:: EXTRACTED INFORMATION ::
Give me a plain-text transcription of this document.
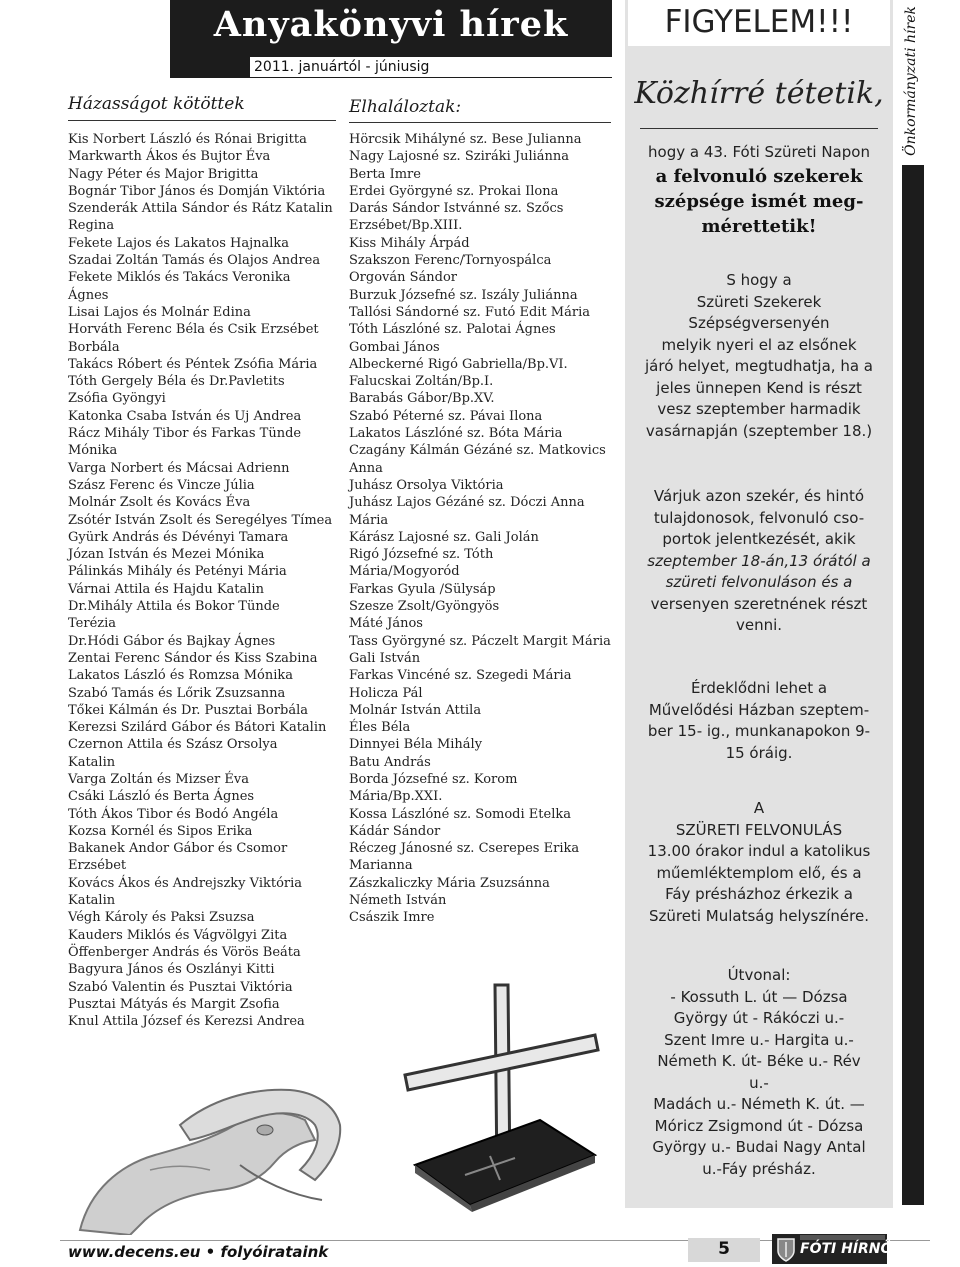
Anyakönyvi hírek
2011. januártól - júniusig
Házasságot kötöttek
Kis Norbert László és Rónai Brigitta
Markwarth Ákos és Bujtor Éva
Nagy Péter és Major Brigitta
Bognár Tibor János és Domján Viktória
Szenderák Attila Sándor és Rátz Katalin
Regina
Fekete Lajos és Lakatos Hajnalka
Szadai Zoltán Tamás és Olajos Andrea
Fekete Miklós és Takács Veronika
Ágnes
Lisai Lajos és Molnár Edina
Horváth Ferenc Béla és Csik Erzsébet
Borbála
Takács Róbert és Péntek Zsófia Mária
Tóth Gergely Béla és Dr.Pavletits
Zsófia Gyöngyi
Katonka Csaba István és Uj Andrea
Rácz Mihály Tibor és Farkas Tünde
Mónika
Varga Norbert és Mácsai Adrienn
Szász Ferenc és Vincze Júlia
Molnár Zsolt és Kovács Éva
Zsótér István Zsolt és Seregélyes Tímea
Gyürk András és Dévényi Tamara
Józan István és Mezei Mónika
Pálinkás Mihály és Petényi Mária
Várnai Attila és Hajdu Katalin
Dr.Mihály Attila és Bokor Tünde
Terézia
Dr.Hódi Gábor és Bajkay Ágnes
Zentai Ferenc Sándor és Kiss Szabina
Lakatos László és Romzsa Mónika
Szabó Tamás és Lőrik Zsuzsanna
Tőkei Kálmán és Dr. Pusztai Borbála
Kerezsi Szilárd Gábor és Bátori Katalin
Czernon Attila és Szász Orsolya
Katalin
Varga Zoltán és Mizser Éva
Csáki László és Berta Ágnes
Tóth Ákos Tibor és Bodó Angéla
Kozsa Kornél és Sipos Erika
Bakanek Andor Gábor és Csomor
Erzsébet
Kovács Ákos és Andrejszky Viktória
Katalin
Végh Károly és Paksi Zsuzsa
Kauders Miklós és Vágvölgyi Zita
Öffenberger András és Vörös Beáta
Bagyura János és Oszlányi Kitti
Szabó Valentin és Pusztai Viktória
Pusztai Mátyás és Margit Zsofia
Knul Attila József és Kerezsi Andrea
Elhaláloztak:
Hörcsik Mihályné sz. Bese Julianna
Nagy Lajosné sz. Sziráki Juliánna
Berta Imre
Erdei Györgyné sz. Prokai Ilona
Darás Sándor Istvánné sz. Szőcs
Erzsébet/Bp.XIII.
Kiss Mihály Árpád
Szakszon Ferenc/Tornyospálca
Orgován Sándor
Burzuk Józsefné sz. Iszály Juliánna
Tallósi Sándorné sz. Futó Edit Mária
Tóth Lászlóné sz. Palotai Ágnes
Gombai János
Albeckerné Rigó Gabriella/Bp.VI.
Falucskai Zoltán/Bp.I.
Barabás Gábor/Bp.XV.
Szabó Péterné sz. Pávai Ilona
Lakatos Lászlóné sz. Bóta Mária
Czagány Kálmán Gézáné sz. Matkovics
Anna
Juhász Orsolya Viktória
Juhász Lajos Gézáné sz. Dóczi Anna
Mária
Kárász Lajosné sz. Gali Jolán
Rigó Józsefné sz. Tóth
Mária/Mogyoród
Farkas Gyula /Sülysáp
Szesze Zsolt/Gyöngyös
Máté János
Tass Györgyné sz. Páczelt Margit Mária
Gali István
Farkas Vincéné sz. Szegedi Mária
Holicza Pál
Molnár István Attila
Éles Béla
Dinnyei Béla Mihály
Batu András
Borda Józsefné sz. Korom
Mária/Bp.XXI.
Kossa Lászlóné sz. Somodi Etelka
Kádár Sándor
Réczeg Jánosné sz. Cserepes Erika
Marianna
Zászkaliczky Mária Zsuzsánna
Németh István
Császik Imre
FIGYELEM!!!
Közhírré tétetik,
hogy a 43. Fóti Szüreti Napon
a felvonuló szekerek
szépsége ismét meg-
mérettetik!
S hogy a
Szüreti Szekerek
Szépségversenyén
melyik nyeri el az elsőnek
járó helyet, megtudhatja, ha a
jeles ünnepen Kend is részt
vesz szeptember harmadik
vasárnapján (szeptember 18.)
Várjuk azon szekér, és hintó
tulajdonosok, felvonuló cso-
portok jelentkezését, akik
szeptember 18-án,13 órától a
szüreti felvonuláson és a
versenyen szeretnének részt
venni.
Érdeklődni lehet a
Művelődési Házban szeptem-
ber 15- ig., munkanapokon 9-
15 óráig.
A
SZÜRETI FELVONULÁS
13.00 órakor indul a katolikus
műemléktemplom elő, és a
Fáy présházhoz érkezik a
Szüreti Mulatság helyszínére.
Útvonal:
- Kossuth L. út — Dózsa
György út - Rákóczi u.-
Szent Imre u.- Hargita u.-
Németh K. út- Béke u.- Rév
u.-
Madách u.- Németh K. út. —
Móricz Zsigmond út - Dózsa
György u.- Budai Nagy Antal
u.-Fáy présház.
Önkormányzati hírek
www.decens.eu • folyóirataink	5	FÓTI HÍRNÖK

:: INSTRUCTIONS TO FOLLOW ::
Return each line from the material above exactly, but not the pictures.

:: SOLUTION TO THIS EXERCISE ::
Give me a plain-text transcription of this document.
Anyakönyvi hírek
2011. januártól - júniusig
Házasságot kötöttek
Kis Norbert László és Rónai Brigitta
Markwarth Ákos és Bujtor Éva
Nagy Péter és Major Brigitta
Bognár Tibor János és Domján Viktória
Szenderák Attila Sándor és Rátz Katalin
Regina
Fekete Lajos és Lakatos Hajnalka
Szadai Zoltán Tamás és Olajos Andrea
Fekete Miklós és Takács Veronika
Ágnes
Lisai Lajos és Molnár Edina
Horváth Ferenc Béla és Csik Erzsébet
Borbála
Takács Róbert és Péntek Zsófia Mária
Tóth Gergely Béla és Dr.Pavletits
Zsófia Gyöngyi
Katonka Csaba István és Uj Andrea
Rácz Mihály Tibor és Farkas Tünde
Mónika
Varga Norbert és Mácsai Adrienn
Szász Ferenc és Vincze Júlia
Molnár Zsolt és Kovács Éva
Zsótér István Zsolt és Seregélyes Tímea
Gyürk András és Dévényi Tamara
Józan István és Mezei Mónika
Pálinkás Mihály és Petényi Mária
Várnai Attila és Hajdu Katalin
Dr.Mihály Attila és Bokor Tünde
Terézia
Dr.Hódi Gábor és Bajkay Ágnes
Zentai Ferenc Sándor és Kiss Szabina
Lakatos László és Romzsa Mónika
Szabó Tamás és Lőrik Zsuzsanna
Tőkei Kálmán és Dr. Pusztai Borbála
Kerezsi Szilárd Gábor és Bátori Katalin
Czernon Attila és Szász Orsolya
Katalin
Varga Zoltán és Mizser Éva
Csáki László és Berta Ágnes
Tóth Ákos Tibor és Bodó Angéla
Kozsa Kornél és Sipos Erika
Bakanek Andor Gábor és Csomor
Erzsébet
Kovács Ákos és Andrejszky Viktória
Katalin
Végh Károly és Paksi Zsuzsa
Kauders Miklós és Vágvölgyi Zita
Öffenberger András és Vörös Beáta
Bagyura János és Oszlányi Kitti
Szabó Valentin és Pusztai Viktória
Pusztai Mátyás és Margit Zsofia
Knul Attila József és Kerezsi Andrea
Elhaláloztak:
Hörcsik Mihályné sz. Bese Julianna
Nagy Lajosné sz. Sziráki Juliánna
Berta Imre
Erdei Györgyné sz. Prokai Ilona
Darás Sándor Istvánné sz. Szőcs
Erzsébet/Bp.XIII.
Kiss Mihály Árpád
Szakszon Ferenc/Tornyospálca
Orgován Sándor
Burzuk Józsefné sz. Iszály Juliánna
Tallósi Sándorné sz. Futó Edit Mária
Tóth Lászlóné sz. Palotai Ágnes
Gombai János
Albeckerné Rigó Gabriella/Bp.VI.
Falucskai Zoltán/Bp.I.
Barabás Gábor/Bp.XV.
Szabó Péterné sz. Pávai Ilona
Lakatos Lászlóné sz. Bóta Mária
Czagány Kálmán Gézáné sz. Matkovics
Anna
Juhász Orsolya Viktória
Juhász Lajos Gézáné sz. Dóczi Anna
Mária
Kárász Lajosné sz. Gali Jolán
Rigó Józsefné sz. Tóth
Mária/Mogyoród
Farkas Gyula /Sülysáp
Szesze Zsolt/Gyöngyös
Máté János
Tass Györgyné sz. Páczelt Margit Mária
Gali István
Farkas Vincéné sz. Szegedi Mária
Holicza Pál
Molnár István Attila
Éles Béla
Dinnyei Béla Mihály
Batu András
Borda Józsefné sz. Korom
Mária/Bp.XXI.
Kossa Lászlóné sz. Somodi Etelka
Kádár Sándor
Réczeg Jánosné sz. Cserepes Erika
Marianna
Zászkaliczky Mária Zsuzsánna
Németh István
Császik Imre
FIGYELEM!!!
Közhírré tétetik,
hogy a 43. Fóti Szüreti Napon
a felvonuló szekerek
szépsége ismét meg-
mérettetik!
S hogy a
Szüreti Szekerek
Szépségversenyén
melyik nyeri el az elsőnek
járó helyet, megtudhatja, ha a
jeles ünnepen Kend is részt
vesz szeptember harmadik
vasárnapján (szeptember 18.)
Várjuk azon szekér, és hintó
tulajdonosok, felvonuló cso-
portok jelentkezését, akik
szeptember 18-án,13 órától a
szüreti felvonuláson és a
versenyen szeretnének részt
venni.
Érdeklődni lehet a
Művelődési Házban szeptem-
ber 15- ig., munkanapokon 9-
15 óráig.
A
SZÜRETI FELVONULÁS
13.00 órakor indul a katolikus
műemléktemplom elő, és a
Fáy présházhoz érkezik a
Szüreti Mulatság helyszínére.
Útvonal:
- Kossuth L. út — Dózsa
György út - Rákóczi u.-
Szent Imre u.- Hargita u.-
Németh K. út- Béke u.- Rév
u.-
Madách u.- Németh K. út. —
Móricz Zsigmond út - Dózsa
György u.- Budai Nagy Antal
u.-Fáy présház.
Önkormányzati hírek
www.decens.eu • folyóirataink	5	FÓTI HÍRNÖK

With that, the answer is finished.